● Task:
Please output the records below in full, exactly as given, but without the images.
══════
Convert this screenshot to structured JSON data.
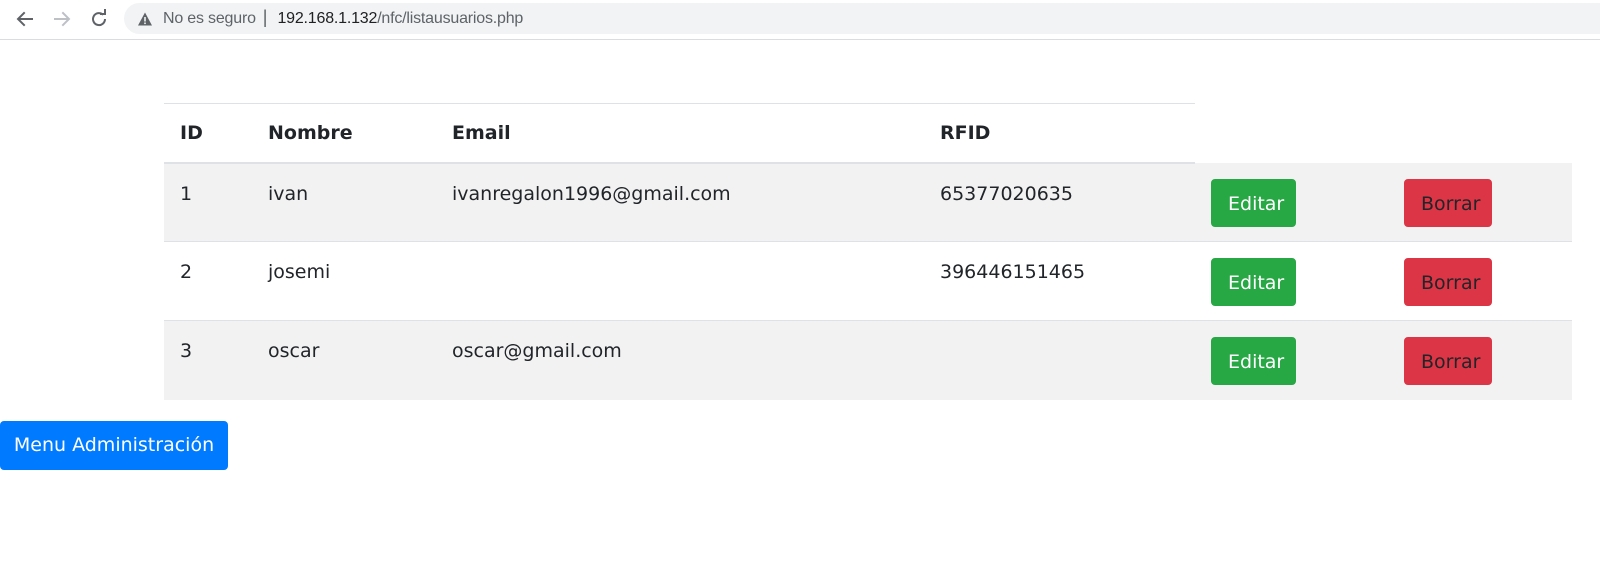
{
  "browser": {
    "security_label": "No es seguro",
    "separator": "|",
    "url_host": "192.168.1.132",
    "url_path": "/nfc/listausuarios.php",
    "icons": {
      "back": "arrow-left-icon",
      "forward": "arrow-right-icon",
      "reload": "reload-icon",
      "warning": "warning-triangle-icon"
    }
  },
  "table": {
    "headers": {
      "id": "ID",
      "name": "Nombre",
      "email": "Email",
      "rfid": "RFID"
    },
    "rows": [
      {
        "id": "1",
        "name": "ivan",
        "email": "ivanregalon1996@gmail.com",
        "rfid": "65377020635",
        "edit_label": "Editar",
        "delete_label": "Borrar"
      },
      {
        "id": "2",
        "name": "josemi",
        "email": "",
        "rfid": "396446151465",
        "edit_label": "Editar",
        "delete_label": "Borrar"
      },
      {
        "id": "3",
        "name": "oscar",
        "email": "oscar@gmail.com",
        "rfid": "",
        "edit_label": "Editar",
        "delete_label": "Borrar"
      }
    ]
  },
  "admin_menu_button": "Menu Administración",
  "colors": {
    "success": "#28a745",
    "danger": "#dc3545",
    "primary": "#007bff",
    "stripe": "#f2f2f2"
  }
}
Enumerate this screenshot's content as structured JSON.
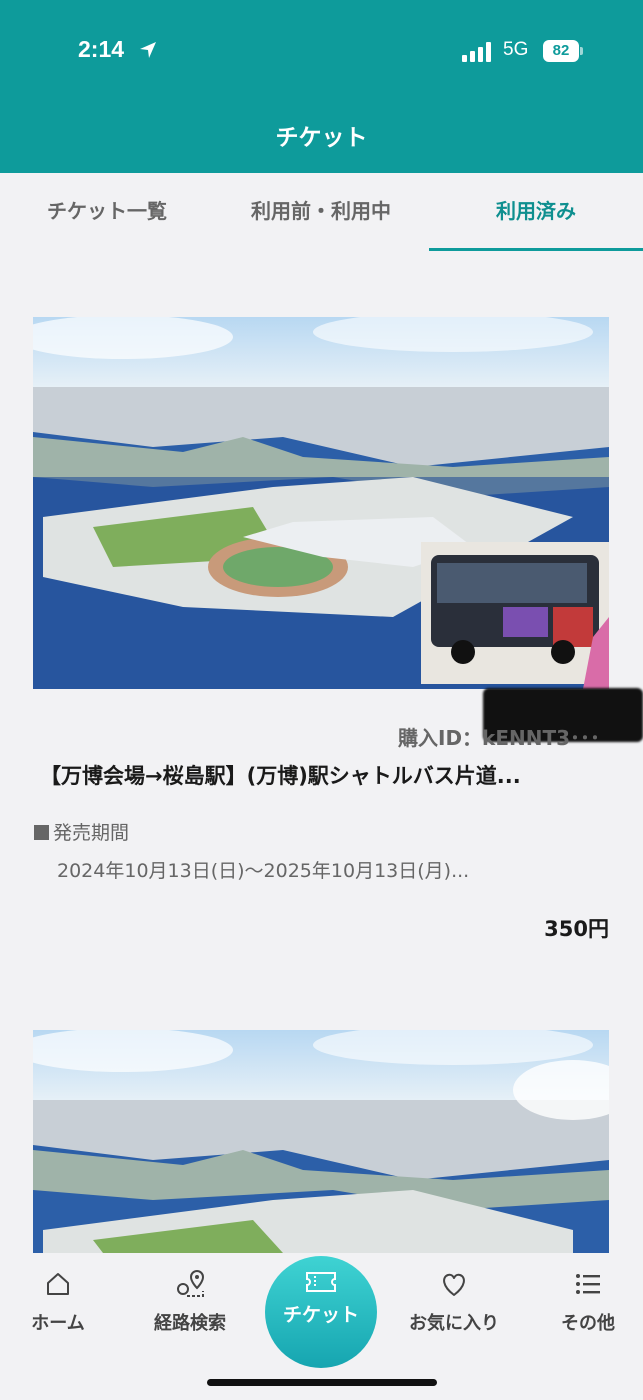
{
  "status_bar": {
    "time": "2:14",
    "network": "5G",
    "battery": "82"
  },
  "header": {
    "title": "チケット"
  },
  "tabs": [
    {
      "label": "チケット一覧",
      "active": false
    },
    {
      "label": "利用前・利用中",
      "active": false
    },
    {
      "label": "利用済み",
      "active": true
    }
  ],
  "tickets": [
    {
      "image_icon": "expo-site-aerial-photo",
      "purchase_id": "購入ID：kENNT3･･･",
      "title": "【万博会場→桜島駅】(万博)駅シャトルバス片道...",
      "sale_period_label": "発売期間",
      "sale_period": "2024年10月13日(日)～2025年10月13日(月)...",
      "price": "350円"
    },
    {
      "image_icon": "expo-site-aerial-photo"
    }
  ],
  "bottom_nav": {
    "home": "ホーム",
    "route": "経路検索",
    "ticket": "チケット",
    "favorites": "お気に入り",
    "other": "その他"
  },
  "colors": {
    "primary": "#0e9b9b",
    "background": "#f2f2f4"
  }
}
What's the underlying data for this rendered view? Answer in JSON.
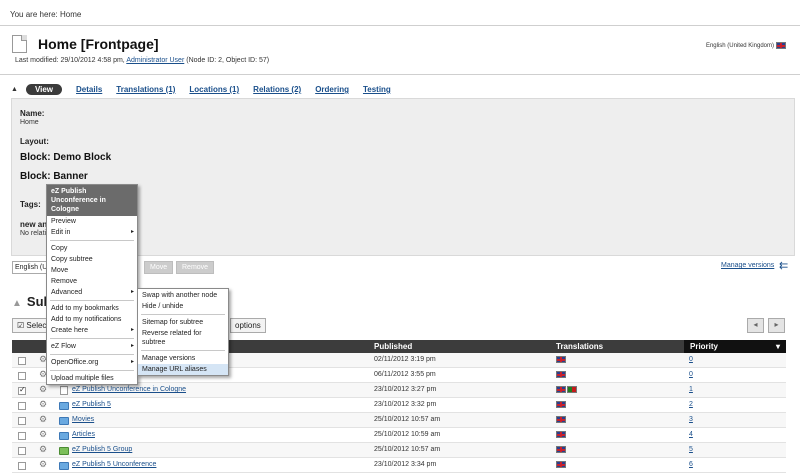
{
  "breadcrumb": {
    "prefix": "You are here:",
    "current": "Home"
  },
  "page": {
    "title": "Home [Frontpage]",
    "language": "English (United Kingdom)",
    "meta_prefix": "Last modified: 29/10/2012 4:58 pm,",
    "meta_author": "Administrator User",
    "meta_suffix": "(Node ID: 2, Object ID: 57)"
  },
  "tabs": [
    {
      "label": "View",
      "active": true
    },
    {
      "label": "Details"
    },
    {
      "label": "Translations (1)"
    },
    {
      "label": "Locations (1)"
    },
    {
      "label": "Relations (2)"
    },
    {
      "label": "Ordering"
    },
    {
      "label": "Testing"
    }
  ],
  "panel": {
    "name_label": "Name:",
    "name_value": "Home",
    "layout_label": "Layout:",
    "block1": "Block: Demo Block",
    "block2": "Block: Banner",
    "tags_label": "Tags:",
    "new_label": "new an",
    "no_relation": "No relati"
  },
  "controls": {
    "lang_select": "English (U",
    "move": "Move",
    "remove": "Remove",
    "manage_versions": "Manage versions"
  },
  "subitems": {
    "header": "Sub",
    "select_label": "Selec",
    "options_label": "options"
  },
  "table": {
    "headers": {
      "published": "Published",
      "translations": "Translations",
      "priority": "Priority"
    },
    "rows": [
      {
        "name": "",
        "published": "02/11/2012 3:19 pm",
        "priority": "0",
        "checked": false,
        "icon": "none",
        "flags": [
          "uk"
        ]
      },
      {
        "name": "",
        "published": "06/11/2012 3:55 pm",
        "priority": "0",
        "checked": false,
        "icon": "none",
        "flags": [
          "uk"
        ]
      },
      {
        "name": "eZ Publish Unconference in Cologne",
        "published": "23/10/2012 3:27 pm",
        "priority": "1",
        "checked": true,
        "icon": "doc",
        "flags": [
          "uk",
          "pt"
        ]
      },
      {
        "name": "eZ Publish 5",
        "published": "23/10/2012 3:32 pm",
        "priority": "2",
        "checked": false,
        "icon": "folder",
        "flags": [
          "uk"
        ]
      },
      {
        "name": "Movies",
        "published": "25/10/2012 10:57 am",
        "priority": "3",
        "checked": false,
        "icon": "folder",
        "flags": [
          "uk"
        ]
      },
      {
        "name": "Articles",
        "published": "25/10/2012 10:59 am",
        "priority": "4",
        "checked": false,
        "icon": "folder",
        "flags": [
          "uk"
        ]
      },
      {
        "name": "eZ Publish 5 Group",
        "published": "25/10/2012 10:57 am",
        "priority": "5",
        "checked": false,
        "icon": "group",
        "flags": [
          "uk"
        ]
      },
      {
        "name": "eZ Publish 5 Unconference",
        "published": "23/10/2012 3:34 pm",
        "priority": "6",
        "checked": false,
        "icon": "folder",
        "flags": [
          "uk"
        ]
      }
    ]
  },
  "context_menu": {
    "header": "eZ Publish Unconference in Cologne",
    "groups": [
      [
        {
          "label": "Preview"
        },
        {
          "label": "Edit in",
          "sub": true
        }
      ],
      [
        {
          "label": "Copy"
        },
        {
          "label": "Copy subtree"
        },
        {
          "label": "Move"
        },
        {
          "label": "Remove"
        },
        {
          "label": "Advanced",
          "sub": true
        }
      ],
      [
        {
          "label": "Add to my bookmarks"
        },
        {
          "label": "Add to my notifications"
        },
        {
          "label": "Create here",
          "sub": true
        }
      ],
      [
        {
          "label": "eZ Flow",
          "sub": true
        }
      ],
      [
        {
          "label": "OpenOffice.org",
          "sub": true
        }
      ],
      [
        {
          "label": "Upload multiple files"
        }
      ]
    ]
  },
  "submenu": {
    "groups": [
      [
        {
          "label": "Swap with another node"
        },
        {
          "label": "Hide / unhide"
        }
      ],
      [
        {
          "label": "Sitemap for subtree"
        },
        {
          "label": "Reverse related for subtree"
        }
      ],
      [
        {
          "label": "Manage versions"
        },
        {
          "label": "Manage URL aliases",
          "highlight": true
        }
      ]
    ]
  }
}
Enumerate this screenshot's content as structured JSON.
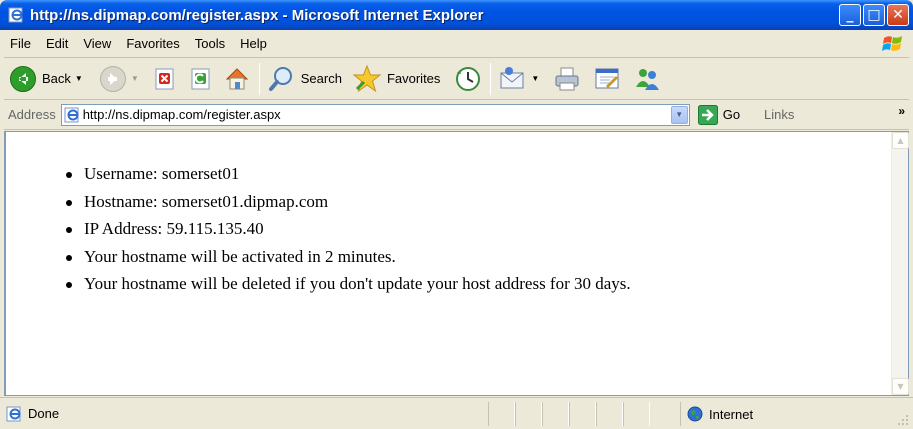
{
  "window": {
    "title": "http://ns.dipmap.com/register.aspx - Microsoft Internet Explorer",
    "controls": {
      "minimize": "_",
      "maximize": "□",
      "close": "✕"
    }
  },
  "menu": [
    "File",
    "Edit",
    "View",
    "Favorites",
    "Tools",
    "Help"
  ],
  "toolbar": {
    "back_label": "Back",
    "search_label": "Search",
    "favorites_label": "Favorites"
  },
  "address": {
    "label": "Address",
    "url": "http://ns.dipmap.com/register.aspx",
    "go_label": "Go",
    "links_label": "Links",
    "links_chevron": "»"
  },
  "content": {
    "items": [
      "Username: somerset01",
      "Hostname: somerset01.dipmap.com",
      "IP Address: 59.115.135.40",
      "Your hostname will be activated in 2 minutes.",
      "Your hostname will be deleted if you don't update your host address for 30 days."
    ]
  },
  "status": {
    "text": "Done",
    "zone": "Internet"
  },
  "icons": {
    "title": "ie-page-icon",
    "back": "back-arrow-icon",
    "forward": "forward-arrow-icon",
    "stop": "stop-icon",
    "refresh": "refresh-icon",
    "home": "home-icon",
    "search": "magnifier-icon",
    "favorites": "star-icon",
    "history": "history-icon",
    "mail": "mail-icon",
    "print": "printer-icon",
    "edit": "edit-icon",
    "messenger": "messenger-icon"
  },
  "colors": {
    "title_bar": "#0054e3",
    "chrome": "#ece9d8",
    "go_arrow": "#34a853",
    "close_button": "#c83c17"
  }
}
══════
● Output:
Convert this screenshot to structured JSON data.
{
  "browser": {
    "security_label": "No es seguro",
    "separator": "|",
    "url_host": "192.168.1.132",
    "url_path": "/nfc/listausuarios.php",
    "icons": {
      "back": "arrow-left-icon",
      "forward": "arrow-right-icon",
      "reload": "reload-icon",
      "warning": "warning-triangle-icon"
    }
  },
  "table": {
    "headers": {
      "id": "ID",
      "name": "Nombre",
      "email": "Email",
      "rfid": "RFID"
    },
    "rows": [
      {
        "id": "1",
        "name": "ivan",
        "email": "ivanregalon1996@gmail.com",
        "rfid": "65377020635",
        "edit_label": "Editar",
        "delete_label": "Borrar"
      },
      {
        "id": "2",
        "name": "josemi",
        "email": "",
        "rfid": "396446151465",
        "edit_label": "Editar",
        "delete_label": "Borrar"
      },
      {
        "id": "3",
        "name": "oscar",
        "email": "oscar@gmail.com",
        "rfid": "",
        "edit_label": "Editar",
        "delete_label": "Borrar"
      }
    ]
  },
  "admin_menu_button": "Menu Administración",
  "colors": {
    "success": "#28a745",
    "danger": "#dc3545",
    "primary": "#007bff",
    "stripe": "#f2f2f2"
  }
}
Enumerate this screenshot's content as structured JSON.
{
  "status_bar": {
    "time": "2:14",
    "network": "5G",
    "battery": "82"
  },
  "header": {
    "title": "チケット"
  },
  "tabs": [
    {
      "label": "チケット一覧",
      "active": false
    },
    {
      "label": "利用前・利用中",
      "active": false
    },
    {
      "label": "利用済み",
      "active": true
    }
  ],
  "tickets": [
    {
      "image_icon": "expo-site-aerial-photo",
      "purchase_id": "購入ID：kENNT3･･･",
      "title": "【万博会場→桜島駅】(万博)駅シャトルバス片道...",
      "sale_period_label": "発売期間",
      "sale_period": "2024年10月13日(日)～2025年10月13日(月)...",
      "price": "350円"
    },
    {
      "image_icon": "expo-site-aerial-photo"
    }
  ],
  "bottom_nav": {
    "home": "ホーム",
    "route": "経路検索",
    "ticket": "チケット",
    "favorites": "お気に入り",
    "other": "その他"
  },
  "colors": {
    "primary": "#0e9b9b",
    "background": "#f2f2f4"
  }
}
What's the underlying data for this rendered view? Answer in JSON.
{
  "breadcrumb": {
    "prefix": "You are here:",
    "current": "Home"
  },
  "page": {
    "title": "Home [Frontpage]",
    "language": "English (United Kingdom)",
    "meta_prefix": "Last modified: 29/10/2012 4:58 pm,",
    "meta_author": "Administrator User",
    "meta_suffix": "(Node ID: 2, Object ID: 57)"
  },
  "tabs": [
    {
      "label": "View",
      "active": true
    },
    {
      "label": "Details"
    },
    {
      "label": "Translations (1)"
    },
    {
      "label": "Locations (1)"
    },
    {
      "label": "Relations (2)"
    },
    {
      "label": "Ordering"
    },
    {
      "label": "Testing"
    }
  ],
  "panel": {
    "name_label": "Name:",
    "name_value": "Home",
    "layout_label": "Layout:",
    "block1": "Block: Demo Block",
    "block2": "Block: Banner",
    "tags_label": "Tags:",
    "new_label": "new an",
    "no_relation": "No relati"
  },
  "controls": {
    "lang_select": "English (U",
    "move": "Move",
    "remove": "Remove",
    "manage_versions": "Manage versions"
  },
  "subitems": {
    "header": "Sub",
    "select_label": "Selec",
    "options_label": "options"
  },
  "table": {
    "headers": {
      "published": "Published",
      "translations": "Translations",
      "priority": "Priority"
    },
    "rows": [
      {
        "name": "",
        "published": "02/11/2012 3:19 pm",
        "priority": "0",
        "checked": false,
        "icon": "none",
        "flags": [
          "uk"
        ]
      },
      {
        "name": "",
        "published": "06/11/2012 3:55 pm",
        "priority": "0",
        "checked": false,
        "icon": "none",
        "flags": [
          "uk"
        ]
      },
      {
        "name": "eZ Publish Unconference in Cologne",
        "published": "23/10/2012 3:27 pm",
        "priority": "1",
        "checked": true,
        "icon": "doc",
        "flags": [
          "uk",
          "pt"
        ]
      },
      {
        "name": "eZ Publish 5",
        "published": "23/10/2012 3:32 pm",
        "priority": "2",
        "checked": false,
        "icon": "folder",
        "flags": [
          "uk"
        ]
      },
      {
        "name": "Movies",
        "published": "25/10/2012 10:57 am",
        "priority": "3",
        "checked": false,
        "icon": "folder",
        "flags": [
          "uk"
        ]
      },
      {
        "name": "Articles",
        "published": "25/10/2012 10:59 am",
        "priority": "4",
        "checked": false,
        "icon": "folder",
        "flags": [
          "uk"
        ]
      },
      {
        "name": "eZ Publish 5 Group",
        "published": "25/10/2012 10:57 am",
        "priority": "5",
        "checked": false,
        "icon": "group",
        "flags": [
          "uk"
        ]
      },
      {
        "name": "eZ Publish 5 Unconference",
        "published": "23/10/2012 3:34 pm",
        "priority": "6",
        "checked": false,
        "icon": "folder",
        "flags": [
          "uk"
        ]
      }
    ]
  },
  "context_menu": {
    "header": "eZ Publish Unconference in Cologne",
    "groups": [
      [
        {
          "label": "Preview"
        },
        {
          "label": "Edit in",
          "sub": true
        }
      ],
      [
        {
          "label": "Copy"
        },
        {
          "label": "Copy subtree"
        },
        {
          "label": "Move"
        },
        {
          "label": "Remove"
        },
        {
          "label": "Advanced",
          "sub": true
        }
      ],
      [
        {
          "label": "Add to my bookmarks"
        },
        {
          "label": "Add to my notifications"
        },
        {
          "label": "Create here",
          "sub": true
        }
      ],
      [
        {
          "label": "eZ Flow",
          "sub": true
        }
      ],
      [
        {
          "label": "OpenOffice.org",
          "sub": true
        }
      ],
      [
        {
          "label": "Upload multiple files"
        }
      ]
    ]
  },
  "submenu": {
    "groups": [
      [
        {
          "label": "Swap with another node"
        },
        {
          "label": "Hide / unhide"
        }
      ],
      [
        {
          "label": "Sitemap for subtree"
        },
        {
          "label": "Reverse related for subtree"
        }
      ],
      [
        {
          "label": "Manage versions"
        },
        {
          "label": "Manage URL aliases",
          "highlight": true
        }
      ]
    ]
  }
}
Enumerate this screenshot's content as structured JSON.
{
  "window": {
    "title": "http://ns.dipmap.com/register.aspx - Microsoft Internet Explorer",
    "controls": {
      "minimize": "_",
      "maximize": "□",
      "close": "✕"
    }
  },
  "menu": [
    "File",
    "Edit",
    "View",
    "Favorites",
    "Tools",
    "Help"
  ],
  "toolbar": {
    "back_label": "Back",
    "search_label": "Search",
    "favorites_label": "Favorites"
  },
  "address": {
    "label": "Address",
    "url": "http://ns.dipmap.com/register.aspx",
    "go_label": "Go",
    "links_label": "Links",
    "links_chevron": "»"
  },
  "content": {
    "items": [
      "Username: somerset01",
      "Hostname: somerset01.dipmap.com",
      "IP Address: 59.115.135.40",
      "Your hostname will be activated in 2 minutes.",
      "Your hostname will be deleted if you don't update your host address for 30 days."
    ]
  },
  "status": {
    "text": "Done",
    "zone": "Internet"
  },
  "icons": {
    "title": "ie-page-icon",
    "back": "back-arrow-icon",
    "forward": "forward-arrow-icon",
    "stop": "stop-icon",
    "refresh": "refresh-icon",
    "home": "home-icon",
    "search": "magnifier-icon",
    "favorites": "star-icon",
    "history": "history-icon",
    "mail": "mail-icon",
    "print": "printer-icon",
    "edit": "edit-icon",
    "messenger": "messenger-icon"
  },
  "colors": {
    "title_bar": "#0054e3",
    "chrome": "#ece9d8",
    "go_arrow": "#34a853",
    "close_button": "#c83c17"
  }
}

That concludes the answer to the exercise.